> Record excerpts:
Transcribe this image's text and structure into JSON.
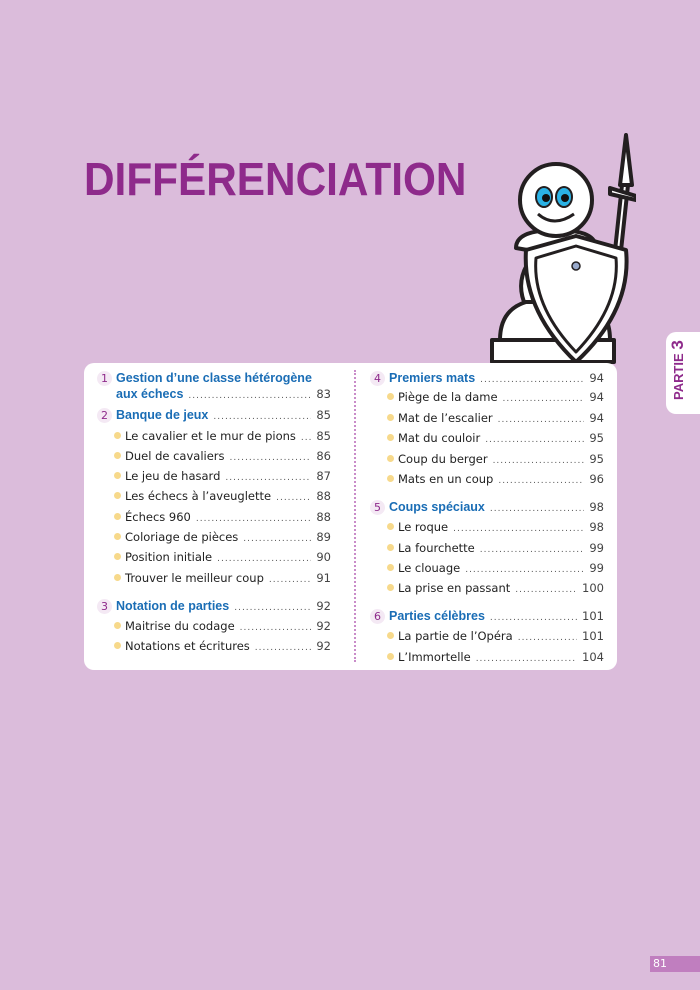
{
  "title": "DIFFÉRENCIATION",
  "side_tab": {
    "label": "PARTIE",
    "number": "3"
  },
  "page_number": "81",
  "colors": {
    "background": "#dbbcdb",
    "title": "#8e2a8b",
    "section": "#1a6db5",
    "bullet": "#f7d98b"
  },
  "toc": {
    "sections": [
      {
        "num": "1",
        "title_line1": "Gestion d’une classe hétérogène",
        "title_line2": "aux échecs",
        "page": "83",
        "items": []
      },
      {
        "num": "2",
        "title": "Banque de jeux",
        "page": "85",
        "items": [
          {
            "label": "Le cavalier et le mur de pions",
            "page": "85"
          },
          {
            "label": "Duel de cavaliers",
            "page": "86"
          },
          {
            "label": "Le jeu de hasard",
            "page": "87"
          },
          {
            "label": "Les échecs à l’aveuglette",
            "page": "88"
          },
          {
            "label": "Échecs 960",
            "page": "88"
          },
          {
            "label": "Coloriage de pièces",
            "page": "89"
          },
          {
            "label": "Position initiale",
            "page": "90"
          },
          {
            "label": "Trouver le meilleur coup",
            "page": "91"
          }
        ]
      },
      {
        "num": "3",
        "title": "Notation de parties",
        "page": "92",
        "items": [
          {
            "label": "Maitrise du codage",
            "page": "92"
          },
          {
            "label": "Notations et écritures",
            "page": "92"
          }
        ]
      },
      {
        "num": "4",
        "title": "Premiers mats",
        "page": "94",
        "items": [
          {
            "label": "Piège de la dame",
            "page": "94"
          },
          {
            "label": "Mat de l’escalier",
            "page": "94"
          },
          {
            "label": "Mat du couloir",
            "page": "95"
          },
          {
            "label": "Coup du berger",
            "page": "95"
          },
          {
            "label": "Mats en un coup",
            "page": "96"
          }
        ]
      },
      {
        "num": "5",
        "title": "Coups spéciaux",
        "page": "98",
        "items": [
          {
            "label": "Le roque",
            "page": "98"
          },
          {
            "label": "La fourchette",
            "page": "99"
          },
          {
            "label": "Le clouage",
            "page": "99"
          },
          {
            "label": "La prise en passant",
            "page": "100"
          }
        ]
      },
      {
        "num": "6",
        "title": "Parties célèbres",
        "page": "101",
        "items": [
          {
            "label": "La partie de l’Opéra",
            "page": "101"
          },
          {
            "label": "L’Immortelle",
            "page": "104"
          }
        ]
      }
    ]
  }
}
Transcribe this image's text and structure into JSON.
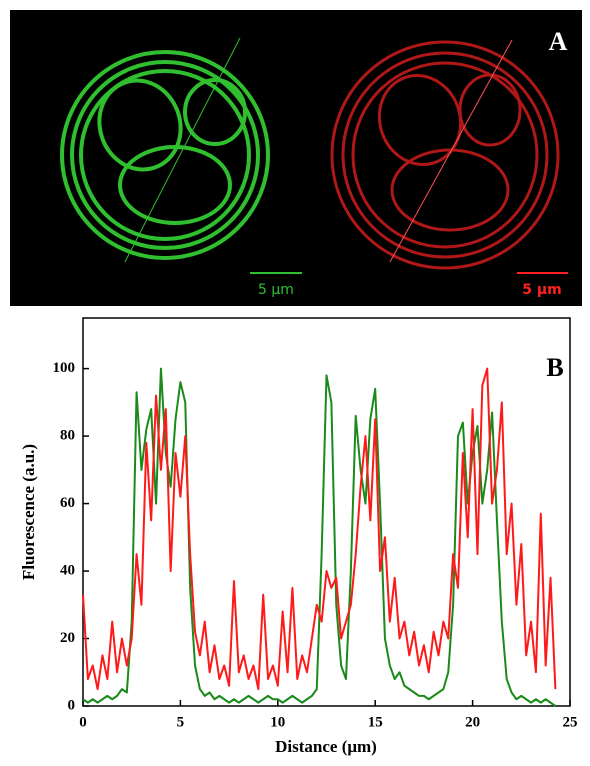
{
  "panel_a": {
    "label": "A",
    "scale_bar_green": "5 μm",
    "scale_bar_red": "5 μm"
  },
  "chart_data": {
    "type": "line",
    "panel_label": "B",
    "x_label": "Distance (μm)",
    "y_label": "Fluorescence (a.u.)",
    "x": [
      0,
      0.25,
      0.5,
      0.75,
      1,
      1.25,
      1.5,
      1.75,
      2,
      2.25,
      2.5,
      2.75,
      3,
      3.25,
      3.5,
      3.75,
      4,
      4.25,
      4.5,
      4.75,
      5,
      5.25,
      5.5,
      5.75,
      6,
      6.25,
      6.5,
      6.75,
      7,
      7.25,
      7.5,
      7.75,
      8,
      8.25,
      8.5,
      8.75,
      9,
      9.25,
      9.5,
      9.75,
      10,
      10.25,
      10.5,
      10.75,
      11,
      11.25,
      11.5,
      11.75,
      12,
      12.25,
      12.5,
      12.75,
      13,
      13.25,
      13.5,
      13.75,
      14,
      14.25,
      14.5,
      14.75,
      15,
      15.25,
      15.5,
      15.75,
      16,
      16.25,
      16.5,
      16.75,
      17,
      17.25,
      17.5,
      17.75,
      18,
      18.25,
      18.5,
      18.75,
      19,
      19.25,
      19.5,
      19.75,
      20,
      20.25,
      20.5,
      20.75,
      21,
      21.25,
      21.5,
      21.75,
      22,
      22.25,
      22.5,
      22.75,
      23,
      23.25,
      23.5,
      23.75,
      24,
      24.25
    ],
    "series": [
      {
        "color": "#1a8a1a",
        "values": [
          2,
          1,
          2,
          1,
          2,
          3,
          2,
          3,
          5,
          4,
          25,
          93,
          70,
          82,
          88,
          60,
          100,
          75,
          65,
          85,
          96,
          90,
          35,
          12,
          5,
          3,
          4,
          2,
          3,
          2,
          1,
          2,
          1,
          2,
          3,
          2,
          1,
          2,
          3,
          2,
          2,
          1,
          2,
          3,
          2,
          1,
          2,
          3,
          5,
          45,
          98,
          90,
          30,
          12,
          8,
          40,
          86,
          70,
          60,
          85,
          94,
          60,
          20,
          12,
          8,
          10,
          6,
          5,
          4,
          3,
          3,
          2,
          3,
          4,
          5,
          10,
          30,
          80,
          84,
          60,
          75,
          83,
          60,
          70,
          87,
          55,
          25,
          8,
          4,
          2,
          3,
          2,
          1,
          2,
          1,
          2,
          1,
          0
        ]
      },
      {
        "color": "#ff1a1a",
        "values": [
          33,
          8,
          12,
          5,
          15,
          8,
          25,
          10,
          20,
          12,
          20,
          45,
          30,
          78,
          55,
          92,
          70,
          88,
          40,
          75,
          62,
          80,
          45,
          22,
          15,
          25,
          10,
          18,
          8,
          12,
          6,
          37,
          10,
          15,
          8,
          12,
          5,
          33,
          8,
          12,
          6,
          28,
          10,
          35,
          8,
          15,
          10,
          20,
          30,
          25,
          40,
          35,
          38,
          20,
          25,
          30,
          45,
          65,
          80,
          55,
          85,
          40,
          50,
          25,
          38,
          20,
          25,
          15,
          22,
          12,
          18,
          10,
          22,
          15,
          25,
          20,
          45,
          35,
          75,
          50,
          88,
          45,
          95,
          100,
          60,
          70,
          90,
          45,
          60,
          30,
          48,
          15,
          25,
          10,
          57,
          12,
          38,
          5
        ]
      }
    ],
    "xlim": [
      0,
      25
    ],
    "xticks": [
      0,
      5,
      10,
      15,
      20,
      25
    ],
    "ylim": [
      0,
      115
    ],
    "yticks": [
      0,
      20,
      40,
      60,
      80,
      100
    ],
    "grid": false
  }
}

> Problem requirements:
All of the data needs repeating exactly, but the pictures do not.

> Expected output:
Transcribe this image's text and structure into JSON.
{
  "title": "DIFFÉRENCIATION",
  "side_tab": {
    "label": "PARTIE",
    "number": "3"
  },
  "page_number": "81",
  "colors": {
    "background": "#dbbcdb",
    "title": "#8e2a8b",
    "section": "#1a6db5",
    "bullet": "#f7d98b"
  },
  "toc": {
    "sections": [
      {
        "num": "1",
        "title_line1": "Gestion d’une classe hétérogène",
        "title_line2": "aux échecs",
        "page": "83",
        "items": []
      },
      {
        "num": "2",
        "title": "Banque de jeux",
        "page": "85",
        "items": [
          {
            "label": "Le cavalier et le mur de pions",
            "page": "85"
          },
          {
            "label": "Duel de cavaliers",
            "page": "86"
          },
          {
            "label": "Le jeu de hasard",
            "page": "87"
          },
          {
            "label": "Les échecs à l’aveuglette",
            "page": "88"
          },
          {
            "label": "Échecs 960",
            "page": "88"
          },
          {
            "label": "Coloriage de pièces",
            "page": "89"
          },
          {
            "label": "Position initiale",
            "page": "90"
          },
          {
            "label": "Trouver le meilleur coup",
            "page": "91"
          }
        ]
      },
      {
        "num": "3",
        "title": "Notation de parties",
        "page": "92",
        "items": [
          {
            "label": "Maitrise du codage",
            "page": "92"
          },
          {
            "label": "Notations et écritures",
            "page": "92"
          }
        ]
      },
      {
        "num": "4",
        "title": "Premiers mats",
        "page": "94",
        "items": [
          {
            "label": "Piège de la dame",
            "page": "94"
          },
          {
            "label": "Mat de l’escalier",
            "page": "94"
          },
          {
            "label": "Mat du couloir",
            "page": "95"
          },
          {
            "label": "Coup du berger",
            "page": "95"
          },
          {
            "label": "Mats en un coup",
            "page": "96"
          }
        ]
      },
      {
        "num": "5",
        "title": "Coups spéciaux",
        "page": "98",
        "items": [
          {
            "label": "Le roque",
            "page": "98"
          },
          {
            "label": "La fourchette",
            "page": "99"
          },
          {
            "label": "Le clouage",
            "page": "99"
          },
          {
            "label": "La prise en passant",
            "page": "100"
          }
        ]
      },
      {
        "num": "6",
        "title": "Parties célèbres",
        "page": "101",
        "items": [
          {
            "label": "La partie de l’Opéra",
            "page": "101"
          },
          {
            "label": "L’Immortelle",
            "page": "104"
          }
        ]
      }
    ]
  }
}
Transcribe this image's text and structure into JSON.
{
  "panel_a": {
    "label": "A",
    "scale_bar_green": "5 μm",
    "scale_bar_red": "5 μm"
  },
  "chart_data": {
    "type": "line",
    "panel_label": "B",
    "x_label": "Distance (μm)",
    "y_label": "Fluorescence (a.u.)",
    "x": [
      0,
      0.25,
      0.5,
      0.75,
      1,
      1.25,
      1.5,
      1.75,
      2,
      2.25,
      2.5,
      2.75,
      3,
      3.25,
      3.5,
      3.75,
      4,
      4.25,
      4.5,
      4.75,
      5,
      5.25,
      5.5,
      5.75,
      6,
      6.25,
      6.5,
      6.75,
      7,
      7.25,
      7.5,
      7.75,
      8,
      8.25,
      8.5,
      8.75,
      9,
      9.25,
      9.5,
      9.75,
      10,
      10.25,
      10.5,
      10.75,
      11,
      11.25,
      11.5,
      11.75,
      12,
      12.25,
      12.5,
      12.75,
      13,
      13.25,
      13.5,
      13.75,
      14,
      14.25,
      14.5,
      14.75,
      15,
      15.25,
      15.5,
      15.75,
      16,
      16.25,
      16.5,
      16.75,
      17,
      17.25,
      17.5,
      17.75,
      18,
      18.25,
      18.5,
      18.75,
      19,
      19.25,
      19.5,
      19.75,
      20,
      20.25,
      20.5,
      20.75,
      21,
      21.25,
      21.5,
      21.75,
      22,
      22.25,
      22.5,
      22.75,
      23,
      23.25,
      23.5,
      23.75,
      24,
      24.25
    ],
    "series": [
      {
        "color": "#1a8a1a",
        "values": [
          2,
          1,
          2,
          1,
          2,
          3,
          2,
          3,
          5,
          4,
          25,
          93,
          70,
          82,
          88,
          60,
          100,
          75,
          65,
          85,
          96,
          90,
          35,
          12,
          5,
          3,
          4,
          2,
          3,
          2,
          1,
          2,
          1,
          2,
          3,
          2,
          1,
          2,
          3,
          2,
          2,
          1,
          2,
          3,
          2,
          1,
          2,
          3,
          5,
          45,
          98,
          90,
          30,
          12,
          8,
          40,
          86,
          70,
          60,
          85,
          94,
          60,
          20,
          12,
          8,
          10,
          6,
          5,
          4,
          3,
          3,
          2,
          3,
          4,
          5,
          10,
          30,
          80,
          84,
          60,
          75,
          83,
          60,
          70,
          87,
          55,
          25,
          8,
          4,
          2,
          3,
          2,
          1,
          2,
          1,
          2,
          1,
          0
        ]
      },
      {
        "color": "#ff1a1a",
        "values": [
          33,
          8,
          12,
          5,
          15,
          8,
          25,
          10,
          20,
          12,
          20,
          45,
          30,
          78,
          55,
          92,
          70,
          88,
          40,
          75,
          62,
          80,
          45,
          22,
          15,
          25,
          10,
          18,
          8,
          12,
          6,
          37,
          10,
          15,
          8,
          12,
          5,
          33,
          8,
          12,
          6,
          28,
          10,
          35,
          8,
          15,
          10,
          20,
          30,
          25,
          40,
          35,
          38,
          20,
          25,
          30,
          45,
          65,
          80,
          55,
          85,
          40,
          50,
          25,
          38,
          20,
          25,
          15,
          22,
          12,
          18,
          10,
          22,
          15,
          25,
          20,
          45,
          35,
          75,
          50,
          88,
          45,
          95,
          100,
          60,
          70,
          90,
          45,
          60,
          30,
          48,
          15,
          25,
          10,
          57,
          12,
          38,
          5
        ]
      }
    ],
    "xlim": [
      0,
      25
    ],
    "xticks": [
      0,
      5,
      10,
      15,
      20,
      25
    ],
    "ylim": [
      0,
      115
    ],
    "yticks": [
      0,
      20,
      40,
      60,
      80,
      100
    ],
    "grid": false
  }
}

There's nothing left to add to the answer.